Reproduce all of the records exactly.
:: Records shown
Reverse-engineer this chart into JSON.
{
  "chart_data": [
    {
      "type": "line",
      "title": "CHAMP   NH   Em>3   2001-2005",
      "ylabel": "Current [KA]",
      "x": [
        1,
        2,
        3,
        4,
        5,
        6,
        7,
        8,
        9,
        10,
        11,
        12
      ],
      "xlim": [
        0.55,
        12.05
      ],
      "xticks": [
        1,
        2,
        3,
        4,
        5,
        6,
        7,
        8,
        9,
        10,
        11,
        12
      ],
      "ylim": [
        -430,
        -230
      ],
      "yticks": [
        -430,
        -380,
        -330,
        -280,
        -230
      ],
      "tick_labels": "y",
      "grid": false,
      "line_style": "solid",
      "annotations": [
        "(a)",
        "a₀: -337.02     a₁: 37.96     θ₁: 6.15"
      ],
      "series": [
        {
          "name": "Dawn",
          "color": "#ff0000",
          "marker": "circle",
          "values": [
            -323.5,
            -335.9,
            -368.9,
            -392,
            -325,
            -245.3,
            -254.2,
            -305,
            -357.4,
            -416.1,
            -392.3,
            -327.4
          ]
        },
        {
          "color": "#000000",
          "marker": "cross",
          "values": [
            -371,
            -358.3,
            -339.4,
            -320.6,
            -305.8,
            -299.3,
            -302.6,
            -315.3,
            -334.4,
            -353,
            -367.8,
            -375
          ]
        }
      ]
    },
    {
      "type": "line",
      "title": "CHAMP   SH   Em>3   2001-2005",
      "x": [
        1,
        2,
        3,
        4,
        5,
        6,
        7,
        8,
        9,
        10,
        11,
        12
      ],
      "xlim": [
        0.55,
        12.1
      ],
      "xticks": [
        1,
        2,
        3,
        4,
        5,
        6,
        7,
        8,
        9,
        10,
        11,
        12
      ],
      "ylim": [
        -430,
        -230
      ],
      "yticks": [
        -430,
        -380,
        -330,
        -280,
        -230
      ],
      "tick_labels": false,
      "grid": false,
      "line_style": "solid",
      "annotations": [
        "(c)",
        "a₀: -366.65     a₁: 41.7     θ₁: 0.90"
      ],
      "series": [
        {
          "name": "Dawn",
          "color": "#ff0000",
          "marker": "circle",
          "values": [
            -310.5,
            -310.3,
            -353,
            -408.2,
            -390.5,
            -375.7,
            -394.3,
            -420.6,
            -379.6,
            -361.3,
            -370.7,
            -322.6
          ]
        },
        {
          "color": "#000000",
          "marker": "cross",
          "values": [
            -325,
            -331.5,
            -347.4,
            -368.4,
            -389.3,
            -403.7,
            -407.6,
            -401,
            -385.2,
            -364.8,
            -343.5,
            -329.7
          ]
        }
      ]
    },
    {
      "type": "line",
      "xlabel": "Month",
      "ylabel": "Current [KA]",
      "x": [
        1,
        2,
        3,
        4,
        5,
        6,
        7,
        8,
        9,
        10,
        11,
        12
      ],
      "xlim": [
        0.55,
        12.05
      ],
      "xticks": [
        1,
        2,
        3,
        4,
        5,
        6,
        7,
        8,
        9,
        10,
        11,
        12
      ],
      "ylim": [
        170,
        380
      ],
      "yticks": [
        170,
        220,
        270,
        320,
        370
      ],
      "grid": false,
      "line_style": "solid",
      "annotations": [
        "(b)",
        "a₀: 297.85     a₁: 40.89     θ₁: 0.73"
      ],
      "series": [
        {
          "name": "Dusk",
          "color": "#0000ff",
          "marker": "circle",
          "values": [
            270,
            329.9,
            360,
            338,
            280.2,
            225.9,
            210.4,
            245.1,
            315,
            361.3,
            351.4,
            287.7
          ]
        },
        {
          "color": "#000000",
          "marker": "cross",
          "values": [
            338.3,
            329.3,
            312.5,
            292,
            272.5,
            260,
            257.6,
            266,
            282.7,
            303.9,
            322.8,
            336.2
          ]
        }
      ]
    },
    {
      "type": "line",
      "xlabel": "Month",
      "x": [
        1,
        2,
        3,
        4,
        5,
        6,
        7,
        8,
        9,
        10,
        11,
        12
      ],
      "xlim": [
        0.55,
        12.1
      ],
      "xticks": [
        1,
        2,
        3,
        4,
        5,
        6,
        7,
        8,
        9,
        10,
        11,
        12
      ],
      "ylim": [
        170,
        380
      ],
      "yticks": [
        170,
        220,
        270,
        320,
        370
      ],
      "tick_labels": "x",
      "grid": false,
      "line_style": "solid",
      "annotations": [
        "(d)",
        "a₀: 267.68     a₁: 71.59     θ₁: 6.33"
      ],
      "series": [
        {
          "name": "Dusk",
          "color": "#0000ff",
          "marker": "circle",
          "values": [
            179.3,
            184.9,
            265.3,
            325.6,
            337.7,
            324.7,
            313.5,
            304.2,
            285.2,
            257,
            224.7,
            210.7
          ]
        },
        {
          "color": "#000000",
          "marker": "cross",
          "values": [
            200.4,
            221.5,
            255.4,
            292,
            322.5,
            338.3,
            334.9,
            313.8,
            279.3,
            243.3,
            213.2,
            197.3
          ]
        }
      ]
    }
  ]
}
::::
§ Solution for this exercise
Reverse-engineer this chart into JSON.
{
  "chart_data": [
    {
      "type": "line",
      "title": "CHAMP   NH   Em>3   2001-2005",
      "ylabel": "Current [KA]",
      "x": [
        1,
        2,
        3,
        4,
        5,
        6,
        7,
        8,
        9,
        10,
        11,
        12
      ],
      "xlim": [
        0.55,
        12.05
      ],
      "xticks": [
        1,
        2,
        3,
        4,
        5,
        6,
        7,
        8,
        9,
        10,
        11,
        12
      ],
      "ylim": [
        -430,
        -230
      ],
      "yticks": [
        -430,
        -380,
        -330,
        -280,
        -230
      ],
      "tick_labels": "y",
      "grid": false,
      "line_style": "solid",
      "annotations": [
        "(a)",
        "a₀: -337.02     a₁: 37.96     θ₁: 6.15"
      ],
      "series": [
        {
          "name": "Dawn",
          "color": "#ff0000",
          "marker": "circle",
          "values": [
            -323.5,
            -335.9,
            -368.9,
            -392,
            -325,
            -245.3,
            -254.2,
            -305,
            -357.4,
            -416.1,
            -392.3,
            -327.4
          ]
        },
        {
          "color": "#000000",
          "marker": "cross",
          "values": [
            -371,
            -358.3,
            -339.4,
            -320.6,
            -305.8,
            -299.3,
            -302.6,
            -315.3,
            -334.4,
            -353,
            -367.8,
            -375
          ]
        }
      ]
    },
    {
      "type": "line",
      "title": "CHAMP   SH   Em>3   2001-2005",
      "x": [
        1,
        2,
        3,
        4,
        5,
        6,
        7,
        8,
        9,
        10,
        11,
        12
      ],
      "xlim": [
        0.55,
        12.1
      ],
      "xticks": [
        1,
        2,
        3,
        4,
        5,
        6,
        7,
        8,
        9,
        10,
        11,
        12
      ],
      "ylim": [
        -430,
        -230
      ],
      "yticks": [
        -430,
        -380,
        -330,
        -280,
        -230
      ],
      "tick_labels": false,
      "grid": false,
      "line_style": "solid",
      "annotations": [
        "(c)",
        "a₀: -366.65     a₁: 41.7     θ₁: 0.90"
      ],
      "series": [
        {
          "name": "Dawn",
          "color": "#ff0000",
          "marker": "circle",
          "values": [
            -310.5,
            -310.3,
            -353,
            -408.2,
            -390.5,
            -375.7,
            -394.3,
            -420.6,
            -379.6,
            -361.3,
            -370.7,
            -322.6
          ]
        },
        {
          "color": "#000000",
          "marker": "cross",
          "values": [
            -325,
            -331.5,
            -347.4,
            -368.4,
            -389.3,
            -403.7,
            -407.6,
            -401,
            -385.2,
            -364.8,
            -343.5,
            -329.7
          ]
        }
      ]
    },
    {
      "type": "line",
      "xlabel": "Month",
      "ylabel": "Current [KA]",
      "x": [
        1,
        2,
        3,
        4,
        5,
        6,
        7,
        8,
        9,
        10,
        11,
        12
      ],
      "xlim": [
        0.55,
        12.05
      ],
      "xticks": [
        1,
        2,
        3,
        4,
        5,
        6,
        7,
        8,
        9,
        10,
        11,
        12
      ],
      "ylim": [
        170,
        380
      ],
      "yticks": [
        170,
        220,
        270,
        320,
        370
      ],
      "grid": false,
      "line_style": "solid",
      "annotations": [
        "(b)",
        "a₀: 297.85     a₁: 40.89     θ₁: 0.73"
      ],
      "series": [
        {
          "name": "Dusk",
          "color": "#0000ff",
          "marker": "circle",
          "values": [
            270,
            329.9,
            360,
            338,
            280.2,
            225.9,
            210.4,
            245.1,
            315,
            361.3,
            351.4,
            287.7
          ]
        },
        {
          "color": "#000000",
          "marker": "cross",
          "values": [
            338.3,
            329.3,
            312.5,
            292,
            272.5,
            260,
            257.6,
            266,
            282.7,
            303.9,
            322.8,
            336.2
          ]
        }
      ]
    },
    {
      "type": "line",
      "xlabel": "Month",
      "x": [
        1,
        2,
        3,
        4,
        5,
        6,
        7,
        8,
        9,
        10,
        11,
        12
      ],
      "xlim": [
        0.55,
        12.1
      ],
      "xticks": [
        1,
        2,
        3,
        4,
        5,
        6,
        7,
        8,
        9,
        10,
        11,
        12
      ],
      "ylim": [
        170,
        380
      ],
      "yticks": [
        170,
        220,
        270,
        320,
        370
      ],
      "tick_labels": "x",
      "grid": false,
      "line_style": "solid",
      "annotations": [
        "(d)",
        "a₀: 267.68     a₁: 71.59     θ₁: 6.33"
      ],
      "series": [
        {
          "name": "Dusk",
          "color": "#0000ff",
          "marker": "circle",
          "values": [
            179.3,
            184.9,
            265.3,
            325.6,
            337.7,
            324.7,
            313.5,
            304.2,
            285.2,
            257,
            224.7,
            210.7
          ]
        },
        {
          "color": "#000000",
          "marker": "cross",
          "values": [
            200.4,
            221.5,
            255.4,
            292,
            322.5,
            338.3,
            334.9,
            313.8,
            279.3,
            243.3,
            213.2,
            197.3
          ]
        }
      ]
    }
  ]
}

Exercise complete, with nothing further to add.